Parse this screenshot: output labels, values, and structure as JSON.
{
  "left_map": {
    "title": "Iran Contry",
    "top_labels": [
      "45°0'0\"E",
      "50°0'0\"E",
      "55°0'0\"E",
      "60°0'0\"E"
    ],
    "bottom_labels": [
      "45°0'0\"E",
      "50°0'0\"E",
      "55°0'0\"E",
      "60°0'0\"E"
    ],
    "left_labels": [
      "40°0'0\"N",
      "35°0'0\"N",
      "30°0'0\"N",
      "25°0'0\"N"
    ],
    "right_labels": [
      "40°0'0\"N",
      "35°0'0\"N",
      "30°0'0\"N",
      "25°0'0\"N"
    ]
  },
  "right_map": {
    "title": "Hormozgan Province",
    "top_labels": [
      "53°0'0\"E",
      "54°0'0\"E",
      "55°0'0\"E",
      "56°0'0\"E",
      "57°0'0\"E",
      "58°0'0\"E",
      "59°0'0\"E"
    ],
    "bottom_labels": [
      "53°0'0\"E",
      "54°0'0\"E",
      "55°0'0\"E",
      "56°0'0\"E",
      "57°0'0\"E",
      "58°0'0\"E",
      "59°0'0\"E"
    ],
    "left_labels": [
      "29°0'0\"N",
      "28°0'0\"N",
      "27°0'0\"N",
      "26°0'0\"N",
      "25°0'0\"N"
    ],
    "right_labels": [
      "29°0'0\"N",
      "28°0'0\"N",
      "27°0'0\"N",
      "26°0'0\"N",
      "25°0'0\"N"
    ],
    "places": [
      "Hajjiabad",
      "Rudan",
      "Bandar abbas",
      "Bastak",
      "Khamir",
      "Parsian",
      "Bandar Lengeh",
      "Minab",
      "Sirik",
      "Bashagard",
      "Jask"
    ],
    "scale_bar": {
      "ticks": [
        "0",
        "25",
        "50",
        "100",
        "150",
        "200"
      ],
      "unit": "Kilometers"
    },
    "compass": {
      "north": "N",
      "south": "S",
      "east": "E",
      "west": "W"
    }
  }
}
····················
* WHAT YOU WILL DO: Write the material out again word for word.

* SOLVED PROBLEM:
Parse this screenshot: output labels, values, and structure as JSON.
{
  "left_map": {
    "title": "Iran Contry",
    "top_labels": [
      "45°0'0\"E",
      "50°0'0\"E",
      "55°0'0\"E",
      "60°0'0\"E"
    ],
    "bottom_labels": [
      "45°0'0\"E",
      "50°0'0\"E",
      "55°0'0\"E",
      "60°0'0\"E"
    ],
    "left_labels": [
      "40°0'0\"N",
      "35°0'0\"N",
      "30°0'0\"N",
      "25°0'0\"N"
    ],
    "right_labels": [
      "40°0'0\"N",
      "35°0'0\"N",
      "30°0'0\"N",
      "25°0'0\"N"
    ]
  },
  "right_map": {
    "title": "Hormozgan Province",
    "top_labels": [
      "53°0'0\"E",
      "54°0'0\"E",
      "55°0'0\"E",
      "56°0'0\"E",
      "57°0'0\"E",
      "58°0'0\"E",
      "59°0'0\"E"
    ],
    "bottom_labels": [
      "53°0'0\"E",
      "54°0'0\"E",
      "55°0'0\"E",
      "56°0'0\"E",
      "57°0'0\"E",
      "58°0'0\"E",
      "59°0'0\"E"
    ],
    "left_labels": [
      "29°0'0\"N",
      "28°0'0\"N",
      "27°0'0\"N",
      "26°0'0\"N",
      "25°0'0\"N"
    ],
    "right_labels": [
      "29°0'0\"N",
      "28°0'0\"N",
      "27°0'0\"N",
      "26°0'0\"N",
      "25°0'0\"N"
    ],
    "places": [
      "Hajjiabad",
      "Rudan",
      "Bandar abbas",
      "Bastak",
      "Khamir",
      "Parsian",
      "Bandar Lengeh",
      "Minab",
      "Sirik",
      "Bashagard",
      "Jask"
    ],
    "scale_bar": {
      "ticks": [
        "0",
        "25",
        "50",
        "100",
        "150",
        "200"
      ],
      "unit": "Kilometers"
    },
    "compass": {
      "north": "N",
      "south": "S",
      "east": "E",
      "west": "W"
    }
  }
}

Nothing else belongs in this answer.